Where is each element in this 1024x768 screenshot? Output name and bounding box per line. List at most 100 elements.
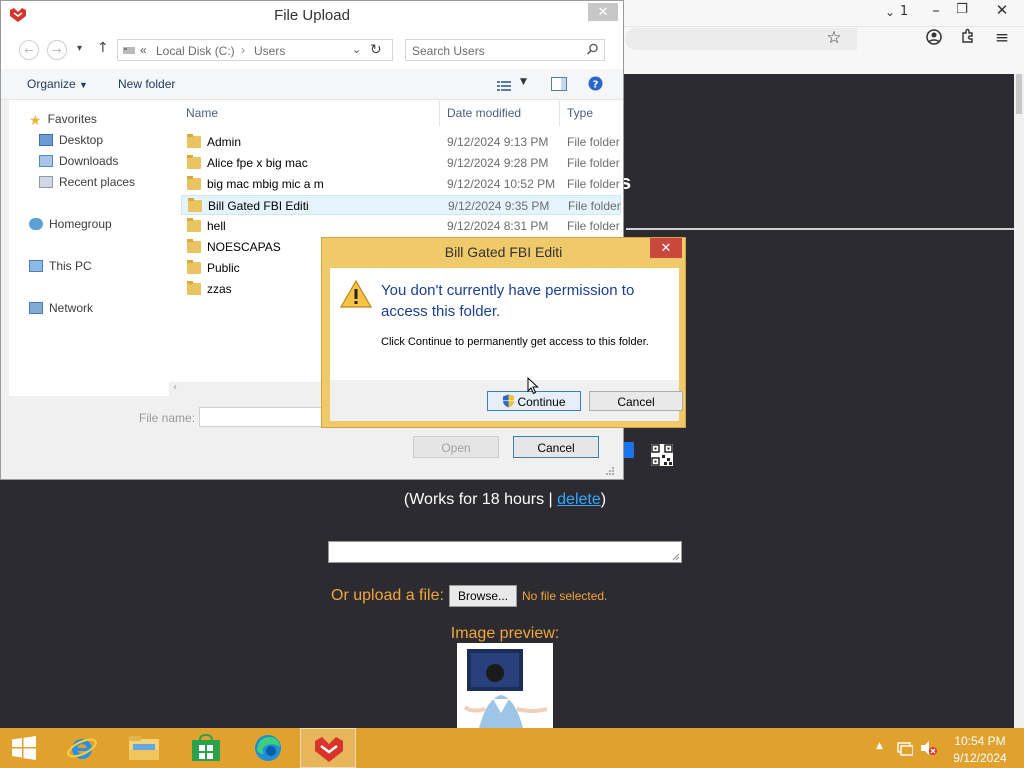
action-center-icon[interactable] xyxy=(897,740,914,760)
file-name-cell: Admin xyxy=(207,135,242,149)
continue-label: Continue xyxy=(517,395,566,409)
permission-body: You don't currently have permission to a… xyxy=(330,268,679,380)
nav-network-label: Network xyxy=(49,301,94,315)
show-hidden-icons-icon[interactable]: ▲ xyxy=(876,741,883,751)
url-bar[interactable] xyxy=(625,28,857,50)
cancel-button[interactable]: Cancel xyxy=(513,436,599,458)
paste-textarea[interactable] xyxy=(328,541,682,563)
uac-shield-icon xyxy=(502,394,515,414)
chevron-down-icon: ▼ xyxy=(79,80,88,90)
resize-grip-icon[interactable] xyxy=(605,461,615,480)
secure-browser-taskbar-icon[interactable] xyxy=(300,728,356,768)
clock-time[interactable]: 10:54 PM xyxy=(940,734,1020,748)
file-name-cell: hell xyxy=(207,219,226,233)
folder-icon xyxy=(187,260,201,274)
up-arrow-icon[interactable]: ↑ xyxy=(97,40,109,56)
file-type-cell: File folder xyxy=(567,177,620,191)
view-dropdown-icon[interactable]: ▼ xyxy=(520,77,527,87)
breadcrumb-separator-icon: › xyxy=(241,43,245,57)
dialog-close-button[interactable]: ✕ xyxy=(588,3,618,21)
new-folder-button[interactable]: New folder xyxy=(118,77,175,91)
bookmark-flag-icon xyxy=(624,442,634,458)
no-file-status: No file selected. xyxy=(522,589,608,603)
scroll-left-icon[interactable]: ‹ xyxy=(173,382,177,393)
column-header-name[interactable]: Name xyxy=(186,106,218,120)
network-icon xyxy=(29,302,43,314)
breadcrumb-users[interactable]: Users xyxy=(254,44,285,58)
table-row[interactable]: Bill Gated FBI Editi 9/12/2024 9:35 PM Fil… xyxy=(181,195,621,215)
breadcrumb-overflow-icon[interactable]: « xyxy=(140,43,147,57)
warning-icon xyxy=(339,279,373,312)
nav-recent-places[interactable]: Recent places xyxy=(39,175,135,189)
expiry-text-end: ) xyxy=(600,491,607,508)
downloads-icon xyxy=(39,155,53,167)
store-icon[interactable] xyxy=(178,728,234,768)
nav-downloads-label: Downloads xyxy=(59,154,119,168)
file-date-cell: 9/12/2024 10:52 PM xyxy=(447,177,556,191)
upload-label: Or upload a file: xyxy=(331,587,444,604)
table-row[interactable]: big mac mbig mic a m 9/12/2024 10:52 PM Fi… xyxy=(181,174,621,194)
recent-locations-chevron-icon[interactable]: ▾ xyxy=(77,43,82,54)
browse-button[interactable]: Browse... xyxy=(449,585,517,607)
restore-icon[interactable]: ❐ xyxy=(952,0,972,20)
permission-cancel-button[interactable]: Cancel xyxy=(589,391,683,411)
nav-this-pc[interactable]: This PC xyxy=(29,259,92,273)
delete-link[interactable]: delete xyxy=(557,491,601,508)
menu-icon[interactable]: ≡ xyxy=(992,28,1012,48)
dialog-toolbar: Organize ▼ New folder ▼ ? xyxy=(1,69,623,100)
nav-desktop[interactable]: Desktop xyxy=(39,133,103,147)
file-explorer-icon[interactable] xyxy=(116,728,172,768)
desktop-icon xyxy=(39,134,53,146)
file-name-cell: NOESCAPAS xyxy=(207,240,281,254)
folder-icon xyxy=(187,134,201,148)
search-input[interactable]: Search Users xyxy=(405,39,605,61)
permission-footer: Continue Cancel xyxy=(330,380,683,421)
clock-date[interactable]: 9/12/2024 xyxy=(940,751,1020,765)
file-type-cell: File folder xyxy=(568,199,621,213)
column-header-date[interactable]: Date modified xyxy=(447,106,521,120)
nav-downloads[interactable]: Downloads xyxy=(39,154,118,168)
organize-label: Organize xyxy=(27,77,76,91)
file-type-cell: File folder xyxy=(567,135,620,149)
view-options-icon[interactable] xyxy=(497,77,511,96)
nav-network[interactable]: Network xyxy=(29,301,93,315)
svg-text:?: ? xyxy=(593,80,599,91)
back-arrow-icon[interactable]: ← xyxy=(19,40,39,60)
organize-menu[interactable]: Organize ▼ xyxy=(27,77,88,91)
forward-arrow-icon[interactable]: → xyxy=(47,40,67,60)
nav-favorites[interactable]: ★ Favorites xyxy=(29,112,97,128)
bookmark-star-icon[interactable]: ☆ xyxy=(824,28,844,48)
permission-close-button[interactable]: ✕ xyxy=(650,238,682,258)
file-name-input[interactable] xyxy=(199,407,329,427)
internet-explorer-icon[interactable] xyxy=(54,728,110,768)
help-icon[interactable]: ? xyxy=(588,76,603,95)
file-date-cell: 9/12/2024 9:13 PM xyxy=(447,135,549,149)
qr-code-icon[interactable] xyxy=(651,444,673,466)
edge-browser-icon[interactable] xyxy=(240,728,296,768)
window-close-icon[interactable]: ✕ xyxy=(992,0,1012,20)
table-row[interactable]: Admin 9/12/2024 9:13 PM File folder xyxy=(181,132,621,152)
address-bar[interactable]: « Local Disk (C:) › Users ⌄ ↻ xyxy=(117,39,393,61)
page-scrollbar[interactable] xyxy=(1014,74,1024,728)
address-dropdown-icon[interactable]: ⌄ xyxy=(352,43,361,56)
table-row[interactable]: hell 9/12/2024 8:31 PM File folder xyxy=(181,216,621,236)
profile-icon[interactable] xyxy=(924,28,944,48)
nav-desktop-label: Desktop xyxy=(59,133,104,147)
preview-pane-icon[interactable] xyxy=(551,76,567,95)
column-header-type[interactable]: Type xyxy=(567,106,593,120)
file-date-cell: 9/12/2024 8:31 PM xyxy=(447,219,549,233)
file-list-scrollbar[interactable]: ‹ xyxy=(169,382,329,396)
divider xyxy=(626,228,1014,230)
volume-muted-icon[interactable] xyxy=(920,740,938,760)
breadcrumb-drive[interactable]: Local Disk (C:) xyxy=(156,44,235,58)
open-button[interactable]: Open xyxy=(413,436,499,458)
minimize-icon[interactable]: – xyxy=(926,0,946,20)
start-button[interactable] xyxy=(0,728,56,768)
navigation-bar: ← → ▾ ↑ « Local Disk (C:) › Users ⌄ ↻ Se… xyxy=(1,31,623,69)
permission-message: You don't currently have permission to a… xyxy=(381,282,635,320)
table-row[interactable]: Alice fpe x big mac 9/12/2024 9:28 PM File… xyxy=(181,153,621,173)
nav-homegroup[interactable]: Homegroup xyxy=(29,217,112,231)
refresh-icon[interactable]: ↻ xyxy=(370,41,382,58)
dialog-titlebar[interactable]: File Upload ✕ xyxy=(1,1,623,31)
extensions-icon[interactable] xyxy=(958,28,978,48)
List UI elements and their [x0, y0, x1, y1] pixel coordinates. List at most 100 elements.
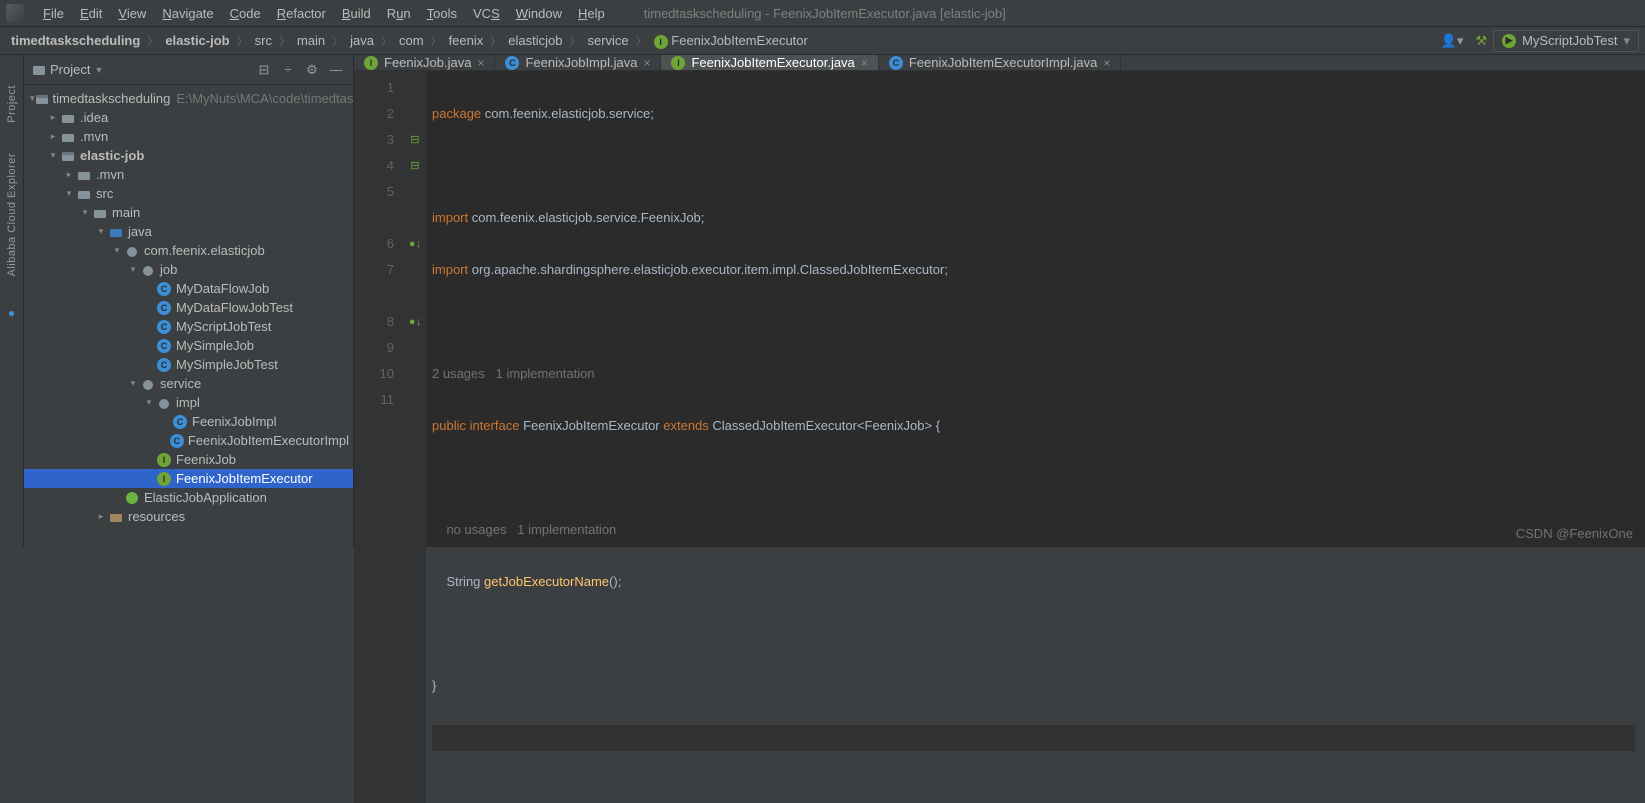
run-configuration-selector[interactable]: ▶ MyScriptJobTest ▾ — [1493, 30, 1639, 52]
gutter-import-fold-icon[interactable]: ⊟ — [404, 153, 426, 179]
tree-node[interactable]: IFeenixJobItemExecutor — [24, 469, 353, 488]
crumb[interactable]: main — [292, 33, 330, 48]
gutter-implemented-icon[interactable]: ●↓ — [404, 309, 426, 335]
tree-arrow-icon[interactable]: ▾ — [142, 397, 156, 408]
code-content[interactable]: package com.feenix.elasticjob.service; i… — [426, 71, 1645, 803]
menu-help[interactable]: Help — [571, 3, 612, 24]
menu-navigate[interactable]: Navigate — [155, 3, 220, 24]
tree-arrow-icon[interactable]: ▾ — [78, 207, 92, 218]
crumb-root[interactable]: timedtaskscheduling — [6, 33, 145, 48]
tree-node[interactable]: CMySimpleJob — [24, 336, 353, 355]
project-panel-selector[interactable]: Project ▼ — [32, 62, 103, 77]
tree-node[interactable]: ElasticJobApplication — [24, 488, 353, 507]
gutter-implemented-icon[interactable]: ●↓ — [404, 231, 426, 257]
tree-arrow-icon[interactable]: ▾ — [110, 245, 124, 256]
crumb[interactable]: feenix — [444, 33, 489, 48]
menu-window[interactable]: Window — [509, 3, 569, 24]
inlay-hint[interactable]: no usages 1 implementation — [446, 522, 616, 537]
menu-refactor[interactable]: Refactor — [270, 3, 333, 24]
hide-button[interactable]: — — [327, 61, 345, 79]
editor-tab[interactable]: IFeenixJobItemExecutor.java× — [661, 55, 878, 70]
tree-node[interactable]: ▾job — [24, 260, 353, 279]
menu-tools[interactable]: Tools — [420, 3, 464, 24]
tree-node[interactable]: CFeenixJobImpl — [24, 412, 353, 431]
menu-code[interactable]: Code — [223, 3, 268, 24]
interface-icon: I — [156, 471, 172, 487]
tree-node[interactable]: ▾impl — [24, 393, 353, 412]
expand-all-button[interactable]: ÷ — [279, 61, 297, 79]
select-opened-file-button[interactable]: ⊟ — [255, 61, 273, 79]
tree-arrow-icon[interactable]: ▾ — [62, 188, 76, 199]
tree-arrow-icon[interactable]: ▾ — [126, 378, 140, 389]
tree-node[interactable]: ▸.mvn — [24, 127, 353, 146]
tool-window-alibaba[interactable]: Alibaba Cloud Explorer — [6, 153, 18, 277]
navigation-bar: timedtaskscheduling〉 elastic-job〉 src〉 m… — [0, 27, 1645, 55]
tree-arrow-icon[interactable]: ▸ — [46, 112, 60, 123]
tree-label: MyDataFlowJob — [176, 281, 269, 296]
class-icon: C — [505, 56, 519, 70]
tree-label: .idea — [80, 110, 108, 125]
tab-label: FeenixJobImpl.java — [525, 55, 637, 70]
tree-node[interactable]: CMyDataFlowJob — [24, 279, 353, 298]
menu-build[interactable]: Build — [335, 3, 378, 24]
tree-node[interactable]: ▾com.feenix.elasticjob — [24, 241, 353, 260]
package-icon — [140, 262, 156, 278]
project-panel-title: Project — [50, 62, 90, 77]
tree-node[interactable]: ▸resources — [24, 507, 353, 526]
tree-label: java — [128, 224, 152, 239]
tree-arrow-icon[interactable]: ▾ — [94, 226, 108, 237]
tree-node[interactable]: CMySimpleJobTest — [24, 355, 353, 374]
close-tab-icon[interactable]: × — [1103, 56, 1110, 70]
tree-node[interactable]: ▸ .idea — [24, 108, 353, 127]
project-tree[interactable]: ▾timedtaskschedulingE:\MyNuts\MCA\code\t… — [24, 85, 353, 547]
tree-arrow-icon[interactable]: ▾ — [126, 264, 140, 275]
crumb[interactable]: java — [345, 33, 379, 48]
tree-node[interactable]: ▾ java — [24, 222, 353, 241]
gutter-import-fold-icon[interactable]: ⊟ — [404, 127, 426, 153]
tree-arrow-icon[interactable]: ▾ — [46, 150, 60, 161]
tool-window-project[interactable]: Project — [6, 85, 18, 123]
tree-arrow-icon[interactable]: ▸ — [94, 511, 108, 522]
editor-tab[interactable]: IFeenixJob.java× — [354, 55, 495, 70]
tree-arrow-icon[interactable]: ▸ — [46, 131, 60, 142]
class-icon: C — [156, 357, 172, 373]
menu-edit[interactable]: Edit — [73, 3, 109, 24]
line-number-gutter: 1234567891011 — [354, 71, 404, 803]
tree-node[interactable]: IFeenixJob — [24, 450, 353, 469]
cloud-toolkit-icon[interactable]: ● — [8, 306, 15, 320]
tree-node[interactable]: CFeenixJobItemExecutorImpl — [24, 431, 353, 450]
user-icon[interactable]: 👤▾ — [1441, 33, 1464, 49]
tree-label: timedtaskscheduling — [53, 91, 171, 106]
tree-node[interactable]: ▾timedtaskschedulingE:\MyNuts\MCA\code\t… — [24, 89, 353, 108]
crumb[interactable]: elastic-job — [160, 33, 234, 48]
code-editor[interactable]: 1234567891011 ⊟ ⊟ ●↓ ●↓ package com.feen… — [354, 71, 1645, 803]
close-tab-icon[interactable]: × — [861, 56, 868, 70]
tree-node[interactable]: CMyScriptJobTest — [24, 317, 353, 336]
run-config-icon: ▶ — [1502, 34, 1516, 48]
tree-arrow-icon[interactable]: ▸ — [62, 169, 76, 180]
tree-node[interactable]: ▾service — [24, 374, 353, 393]
watermark: CSDN @FeenixOne — [1516, 526, 1633, 541]
tree-node[interactable]: ▸.mvn — [24, 165, 353, 184]
editor-tab[interactable]: C FeenixJobImpl.java × — [495, 55, 661, 70]
menu-run[interactable]: Run — [380, 3, 418, 24]
crumb[interactable]: com — [394, 33, 429, 48]
crumb[interactable]: elasticjob — [503, 33, 567, 48]
menu-vcs[interactable]: VCS — [466, 3, 507, 24]
tree-node[interactable]: ▾src — [24, 184, 353, 203]
line-number: 1 — [354, 75, 394, 101]
build-button[interactable]: ⚒ — [1475, 33, 1487, 49]
crumb[interactable]: service — [582, 33, 633, 48]
crumb-current[interactable]: I FeenixJobItemExecutor — [649, 33, 813, 49]
settings-gear-icon[interactable]: ⚙ — [303, 61, 321, 79]
close-tab-icon[interactable]: × — [477, 56, 484, 70]
close-tab-icon[interactable]: × — [643, 56, 650, 70]
inlay-hint[interactable]: 2 usages 1 implementation — [432, 366, 595, 381]
editor-tab[interactable]: CFeenixJobItemExecutorImpl.java× — [879, 55, 1122, 70]
menu-file[interactable]: File — [36, 3, 71, 24]
menu-view[interactable]: View — [111, 3, 153, 24]
crumb[interactable]: src — [250, 33, 277, 48]
tree-node[interactable]: ▾main — [24, 203, 353, 222]
tree-node[interactable]: CMyDataFlowJobTest — [24, 298, 353, 317]
tree-node[interactable]: ▾elastic-job — [24, 146, 353, 165]
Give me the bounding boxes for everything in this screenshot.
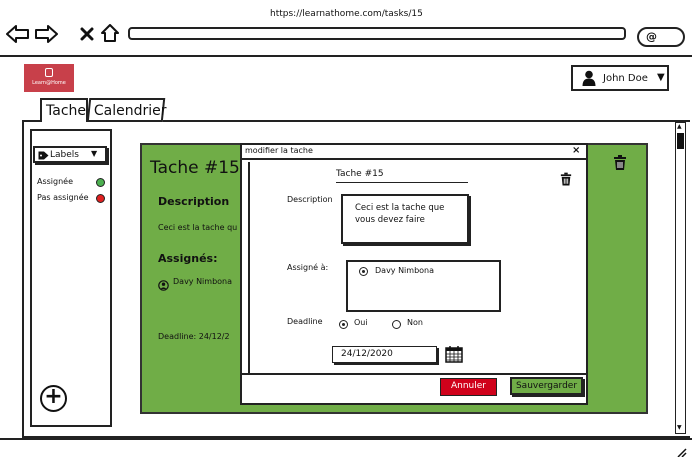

» WHAT YOU ARE ASKED TO DO:
Give the lines from the line with "action-center-icon[interactable] xyxy=(897,740,914,760)" to the line with "breadcrumb-users[interactable]: Users xyxy=(254,44,285,58)", both included, as a Markdown table with the columns Row and Entry, one numbered row per line, skipping blank lines.

» SOLUTION TO THIS TASK:
| Row | Entry |
|---|---|
| 1 | action-center-icon[interactable] xyxy=(897,740,914,760) |
| 2 | file-name-cell: Admin xyxy=(207,135,242,149) |
| 3 | continue-label: Continue xyxy=(517,395,566,409) |
| 4 | permission-body: You don't currently have permission to a… xyxy=(330,268,679,380) |
| 5 | nav-network-label: Network xyxy=(49,301,94,315) |
| 6 | show-hidden-icons-icon[interactable]: ▲ xyxy=(876,741,883,751) |
| 7 | url-bar[interactable] xyxy=(625,28,857,50) |
| 8 | cancel-button[interactable]: Cancel xyxy=(513,436,599,458) |
| 9 | paste-textarea[interactable] xyxy=(328,541,682,563) |
| 10 | uac-shield-icon xyxy=(502,394,515,414) |
| 11 | chevron-down-icon: ▼ xyxy=(79,80,88,90) |
| 12 | resize-grip-icon[interactable] xyxy=(605,461,615,480) |
| 13 | secure-browser-taskbar-icon[interactable] xyxy=(300,728,356,768) |
| 14 | clock-time[interactable]: 10:54 PM xyxy=(940,734,1020,748) |
| 15 | file-name-cell: hell xyxy=(207,219,226,233) |
| 16 | folder-icon xyxy=(187,260,201,274) |
| 17 | up-arrow-icon[interactable]: ↑ xyxy=(97,40,109,56) |
| 18 | file-type-cell: File folder xyxy=(567,177,620,191) |
| 19 | view-dropdown-icon[interactable]: ▼ xyxy=(520,77,527,87) |
| 20 | breadcrumb-separator-icon: › xyxy=(241,43,245,57) |
| 21 | dialog-close-button[interactable]: ✕ xyxy=(588,3,618,21) |
| 22 | new-folder-button[interactable]: New folder xyxy=(118,77,175,91) |
| 23 | bookmark-flag-icon xyxy=(624,442,634,458) |
| 24 | no-file-status: No file selected. xyxy=(522,589,608,603) |
| 25 | scroll-left-icon[interactable]: ‹ xyxy=(173,382,177,393) |
| 26 | column-header-name[interactable]: Name xyxy=(186,106,218,120) |
| 27 | network-icon xyxy=(29,302,43,314) |
| 28 | breadcrumb-users[interactable]: Users xyxy=(254,44,285,58) |